TASK OBJECTIVE: Lines holding the string "Summary" are the ones to copy; find them all in the data.

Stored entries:
+ + + + + + +

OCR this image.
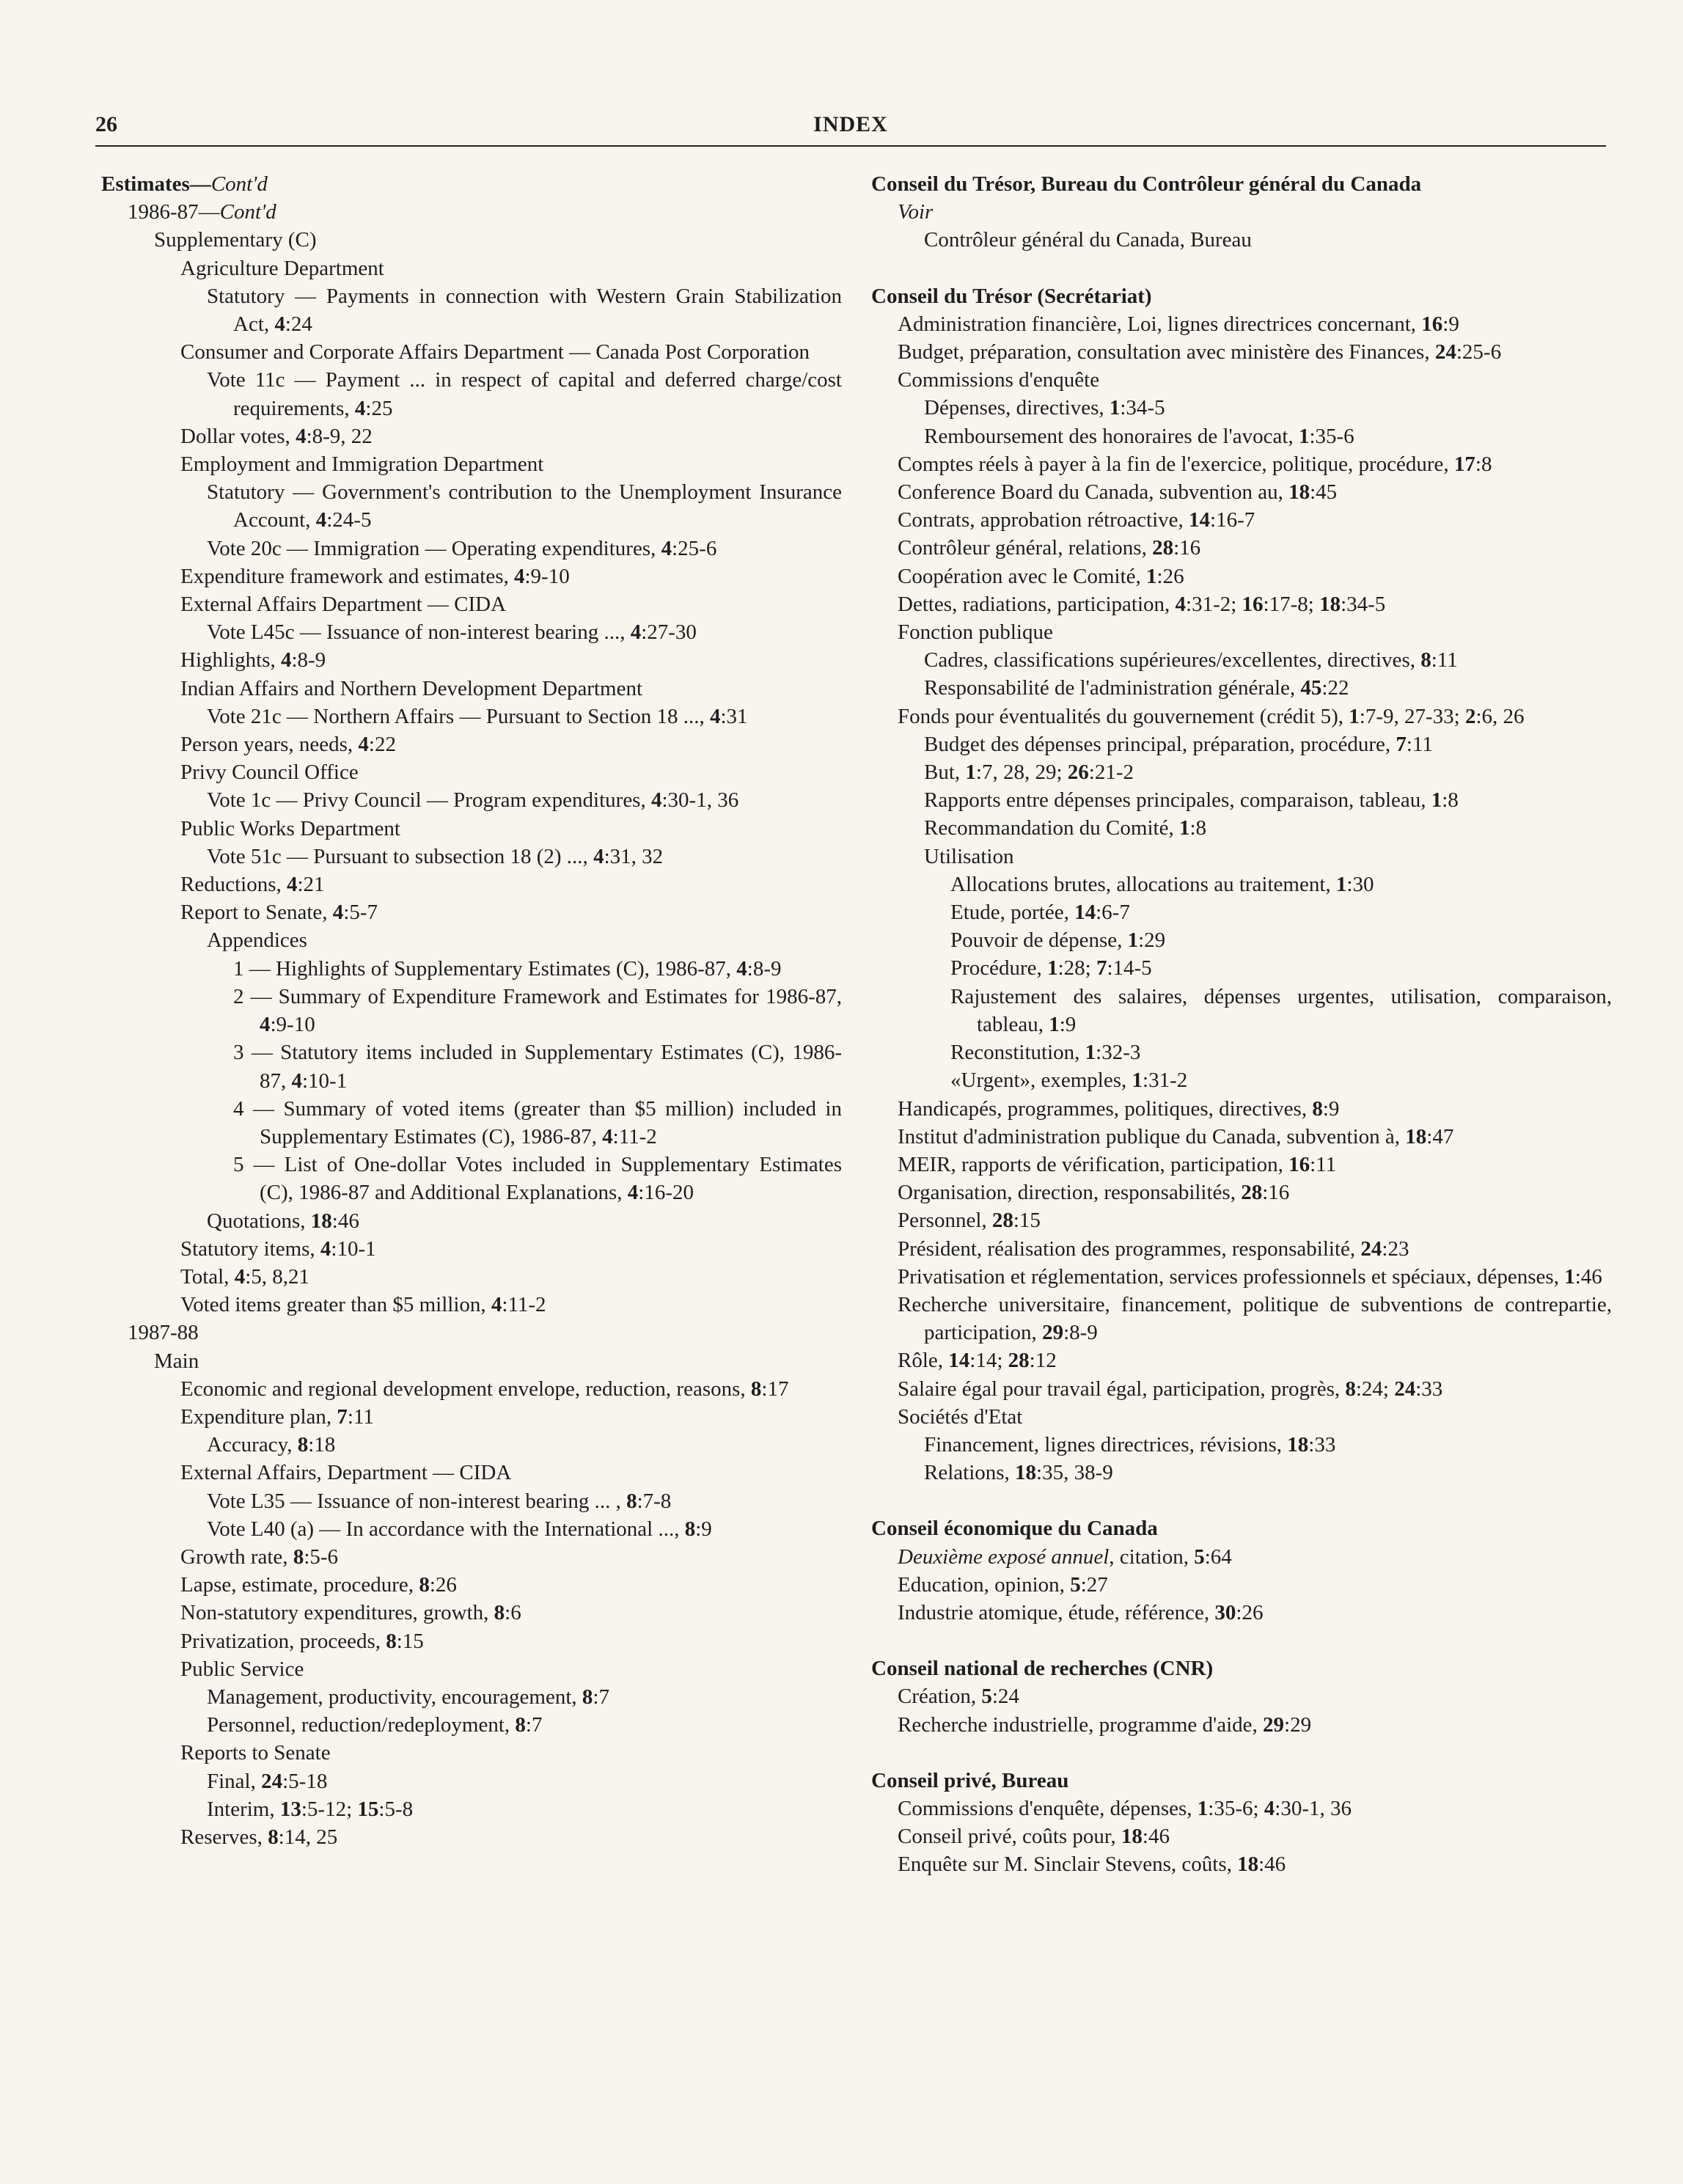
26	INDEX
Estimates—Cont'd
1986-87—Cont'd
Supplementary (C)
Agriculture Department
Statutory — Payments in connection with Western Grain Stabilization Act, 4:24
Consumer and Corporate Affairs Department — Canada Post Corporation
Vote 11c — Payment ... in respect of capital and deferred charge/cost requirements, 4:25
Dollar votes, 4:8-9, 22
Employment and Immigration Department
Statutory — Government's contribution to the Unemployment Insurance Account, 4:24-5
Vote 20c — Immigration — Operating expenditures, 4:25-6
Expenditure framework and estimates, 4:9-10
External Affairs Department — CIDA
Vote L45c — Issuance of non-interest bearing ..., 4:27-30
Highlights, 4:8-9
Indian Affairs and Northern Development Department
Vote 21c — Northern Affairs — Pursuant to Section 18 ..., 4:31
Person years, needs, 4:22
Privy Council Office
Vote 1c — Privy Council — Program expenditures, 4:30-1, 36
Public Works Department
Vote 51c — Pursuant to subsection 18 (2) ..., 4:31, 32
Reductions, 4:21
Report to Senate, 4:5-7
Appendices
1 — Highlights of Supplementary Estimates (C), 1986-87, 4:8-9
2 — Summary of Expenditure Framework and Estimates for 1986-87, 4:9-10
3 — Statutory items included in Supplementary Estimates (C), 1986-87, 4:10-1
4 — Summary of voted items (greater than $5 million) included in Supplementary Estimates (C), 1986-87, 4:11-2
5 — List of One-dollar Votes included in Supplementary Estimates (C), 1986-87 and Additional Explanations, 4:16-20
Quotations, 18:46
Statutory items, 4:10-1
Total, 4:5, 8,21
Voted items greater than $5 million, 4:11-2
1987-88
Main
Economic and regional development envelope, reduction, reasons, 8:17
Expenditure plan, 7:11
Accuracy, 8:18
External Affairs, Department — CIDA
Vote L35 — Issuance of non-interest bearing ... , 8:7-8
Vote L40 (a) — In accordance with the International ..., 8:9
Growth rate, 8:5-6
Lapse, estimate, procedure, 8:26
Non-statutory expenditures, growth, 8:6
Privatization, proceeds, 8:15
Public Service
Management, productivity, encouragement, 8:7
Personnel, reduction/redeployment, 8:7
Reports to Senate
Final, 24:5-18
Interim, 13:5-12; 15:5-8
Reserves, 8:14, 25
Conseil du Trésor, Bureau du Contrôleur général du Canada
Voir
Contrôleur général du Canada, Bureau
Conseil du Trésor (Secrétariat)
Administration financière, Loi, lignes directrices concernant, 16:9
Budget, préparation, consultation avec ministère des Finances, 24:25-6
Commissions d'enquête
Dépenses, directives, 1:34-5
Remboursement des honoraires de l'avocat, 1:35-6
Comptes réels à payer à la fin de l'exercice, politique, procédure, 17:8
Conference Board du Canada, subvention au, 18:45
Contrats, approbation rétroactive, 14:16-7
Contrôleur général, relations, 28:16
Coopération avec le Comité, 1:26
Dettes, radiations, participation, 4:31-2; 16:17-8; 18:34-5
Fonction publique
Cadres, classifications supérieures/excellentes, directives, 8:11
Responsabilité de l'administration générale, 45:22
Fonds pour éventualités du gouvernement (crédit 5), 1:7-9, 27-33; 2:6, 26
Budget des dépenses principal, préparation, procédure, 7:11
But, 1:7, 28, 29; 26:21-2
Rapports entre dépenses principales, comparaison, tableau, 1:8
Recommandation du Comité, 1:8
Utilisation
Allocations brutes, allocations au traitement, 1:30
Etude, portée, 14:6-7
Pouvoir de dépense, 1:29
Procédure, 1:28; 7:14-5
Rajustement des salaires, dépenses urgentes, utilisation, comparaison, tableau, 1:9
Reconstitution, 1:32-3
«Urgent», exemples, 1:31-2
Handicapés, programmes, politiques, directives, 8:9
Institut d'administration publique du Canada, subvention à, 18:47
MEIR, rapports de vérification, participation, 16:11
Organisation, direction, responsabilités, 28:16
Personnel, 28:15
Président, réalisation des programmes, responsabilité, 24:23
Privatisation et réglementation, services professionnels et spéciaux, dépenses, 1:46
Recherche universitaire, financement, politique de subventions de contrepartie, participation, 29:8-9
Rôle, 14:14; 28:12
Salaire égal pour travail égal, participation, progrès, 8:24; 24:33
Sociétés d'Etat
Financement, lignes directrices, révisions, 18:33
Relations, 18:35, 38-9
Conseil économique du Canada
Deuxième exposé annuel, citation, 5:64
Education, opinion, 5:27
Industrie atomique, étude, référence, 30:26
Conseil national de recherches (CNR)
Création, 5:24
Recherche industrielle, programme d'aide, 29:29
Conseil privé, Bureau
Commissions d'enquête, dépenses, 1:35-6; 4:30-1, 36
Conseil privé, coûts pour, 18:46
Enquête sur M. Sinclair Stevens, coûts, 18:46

+ + + + + + +

EXPECTED OUTPUT:
2 — Summary of Expenditure Framework and Estimates for 1986-87, 4:9-10
4 — Summary of voted items (greater than $5 million) included in Supplementary Estimates (C), 1986-87, 4:11-2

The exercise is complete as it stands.